→ **Entries**:
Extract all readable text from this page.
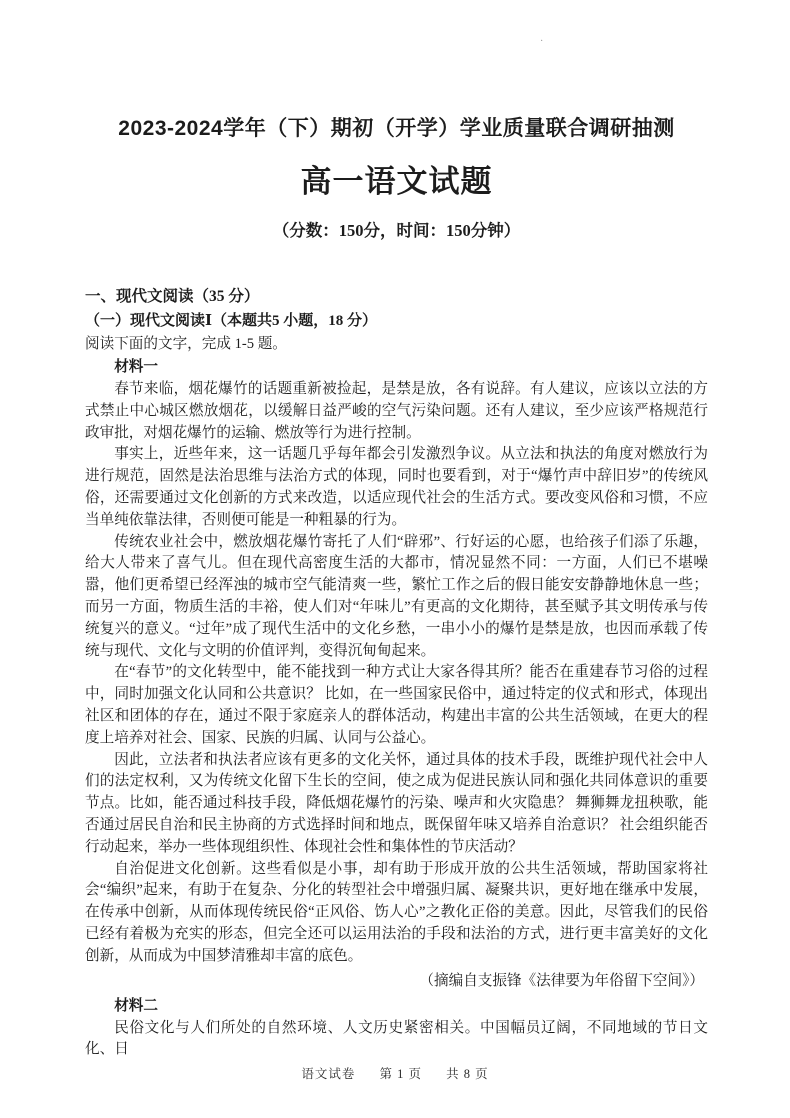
·
2023-2024学年（下）期初（开学）学业质量联合调研抽测
高一语文试题

（分数：150分，时间：150分钟）

一、现代文阅读（35 分）

（一）现代文阅读Ⅰ（本题共5 小题，18 分）

阅读下面的文字，完成 1-5 题。

材料一

春节来临，烟花爆竹的话题重新被捡起，是禁是放，各有说辞。有人建议，应该以立法的方式禁止中心城区燃放烟花，以缓解日益严峻的空气污染问题。还有人建议，至少应该严格规范行政审批，对烟花爆竹的运输、燃放等行为进行控制。

事实上，近些年来，这一话题几乎每年都会引发激烈争议。从立法和执法的角度对燃放行为进行规范，固然是法治思维与法治方式的体现，同时也要看到，对于“爆竹声中辞旧岁”的传统风俗，还需要通过文化创新的方式来改造，以适应现代社会的生活方式。要改变风俗和习惯，不应当单纯依靠法律，否则便可能是一种粗暴的行为。

传统农业社会中，燃放烟花爆竹寄托了人们“辟邪”、行好运的心愿，也给孩子们添了乐趣，给大人带来了喜气儿。但在现代高密度生活的大都市，情况显然不同：一方面，人们已不堪噪嚣，他们更希望已经浑浊的城市空气能清爽一些，繁忙工作之后的假日能安安静静地休息一些；而另一方面，物质生活的丰裕，使人们对“年味儿”有更高的文化期待，甚至赋予其文明传承与传统复兴的意义。“过年”成了现代生活中的文化乡愁，一串小小的爆竹是禁是放，也因而承载了传统与现代、文化与文明的价值评判，变得沉甸甸起来。

在“春节”的文化转型中，能不能找到一种方式让大家各得其所？能否在重建春节习俗的过程中，同时加强文化认同和公共意识？ 比如，在一些国家民俗中，通过特定的仪式和形式，体现出社区和团体的存在，通过不限于家庭亲人的群体活动，构建出丰富的公共生活领域，在更大的程度上培养对社会、国家、民族的归属、认同与公益心。

因此，立法者和执法者应该有更多的文化关怀，通过具体的技术手段，既维护现代社会中人们的法定权利，又为传统文化留下生长的空间，使之成为促进民族认同和强化共同体意识的重要节点。比如，能否通过科技手段，降低烟花爆竹的污染、噪声和火灾隐患？ 舞狮舞龙扭秧歌，能否通过居民自治和民主协商的方式选择时间和地点，既保留年味又培养自治意识？ 社会组织能否行动起来，举办一些体现组织性、体现社会性和集体性的节庆活动？

自治促进文化创新。这些看似是小事，却有助于形成开放的公共生活领域，帮助国家将社会“编织”起来，有助于在复杂、分化的转型社会中增强归属、凝聚共识，更好地在继承中发展，在传承中创新，从而体现传统民俗“正风俗、饬人心”之教化正俗的美意。因此，尽管我们的民俗已经有着极为充实的形态，但完全还可以运用法治的手段和法治的方式，进行更丰富美好的文化创新，从而成为中国梦清雅却丰富的底色。

（摘编自支振锋《法律要为年俗留下空间》）

材料二

民俗文化与人们所处的自然环境、人文历史紧密相关。中国幅员辽阔，不同地域的节日文化、日

语文试卷 第 1 页 共 8 页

→ **Problem**: Copy the records above exactly, leaving out every picture.

→ **Output of the exercise**:
Extract all readable text from this page.
·
2023-2024学年（下）期初（开学）学业质量联合调研抽测
高一语文试题

（分数：150分，时间：150分钟）

一、现代文阅读（35 分）

（一）现代文阅读Ⅰ（本题共5 小题，18 分）

阅读下面的文字，完成 1-5 题。

材料一

春节来临，烟花爆竹的话题重新被捡起，是禁是放，各有说辞。有人建议，应该以立法的方式禁止中心城区燃放烟花，以缓解日益严峻的空气污染问题。还有人建议，至少应该严格规范行政审批，对烟花爆竹的运输、燃放等行为进行控制。

事实上，近些年来，这一话题几乎每年都会引发激烈争议。从立法和执法的角度对燃放行为进行规范，固然是法治思维与法治方式的体现，同时也要看到，对于“爆竹声中辞旧岁”的传统风俗，还需要通过文化创新的方式来改造，以适应现代社会的生活方式。要改变风俗和习惯，不应当单纯依靠法律，否则便可能是一种粗暴的行为。

传统农业社会中，燃放烟花爆竹寄托了人们“辟邪”、行好运的心愿，也给孩子们添了乐趣，给大人带来了喜气儿。但在现代高密度生活的大都市，情况显然不同：一方面，人们已不堪噪嚣，他们更希望已经浑浊的城市空气能清爽一些，繁忙工作之后的假日能安安静静地休息一些；而另一方面，物质生活的丰裕，使人们对“年味儿”有更高的文化期待，甚至赋予其文明传承与传统复兴的意义。“过年”成了现代生活中的文化乡愁，一串小小的爆竹是禁是放，也因而承载了传统与现代、文化与文明的价值评判，变得沉甸甸起来。

在“春节”的文化转型中，能不能找到一种方式让大家各得其所？能否在重建春节习俗的过程中，同时加强文化认同和公共意识？ 比如，在一些国家民俗中，通过特定的仪式和形式，体现出社区和团体的存在，通过不限于家庭亲人的群体活动，构建出丰富的公共生活领域，在更大的程度上培养对社会、国家、民族的归属、认同与公益心。

因此，立法者和执法者应该有更多的文化关怀，通过具体的技术手段，既维护现代社会中人们的法定权利，又为传统文化留下生长的空间，使之成为促进民族认同和强化共同体意识的重要节点。比如，能否通过科技手段，降低烟花爆竹的污染、噪声和火灾隐患？ 舞狮舞龙扭秧歌，能否通过居民自治和民主协商的方式选择时间和地点，既保留年味又培养自治意识？ 社会组织能否行动起来，举办一些体现组织性、体现社会性和集体性的节庆活动？

自治促进文化创新。这些看似是小事，却有助于形成开放的公共生活领域，帮助国家将社会“编织”起来，有助于在复杂、分化的转型社会中增强归属、凝聚共识，更好地在继承中发展，在传承中创新，从而体现传统民俗“正风俗、饬人心”之教化正俗的美意。因此，尽管我们的民俗已经有着极为充实的形态，但完全还可以运用法治的手段和法治的方式，进行更丰富美好的文化创新，从而成为中国梦清雅却丰富的底色。

（摘编自支振锋《法律要为年俗留下空间》）

材料二

民俗文化与人们所处的自然环境、人文历史紧密相关。中国幅员辽阔，不同地域的节日文化、日

语文试卷 第 1 页 共 8 页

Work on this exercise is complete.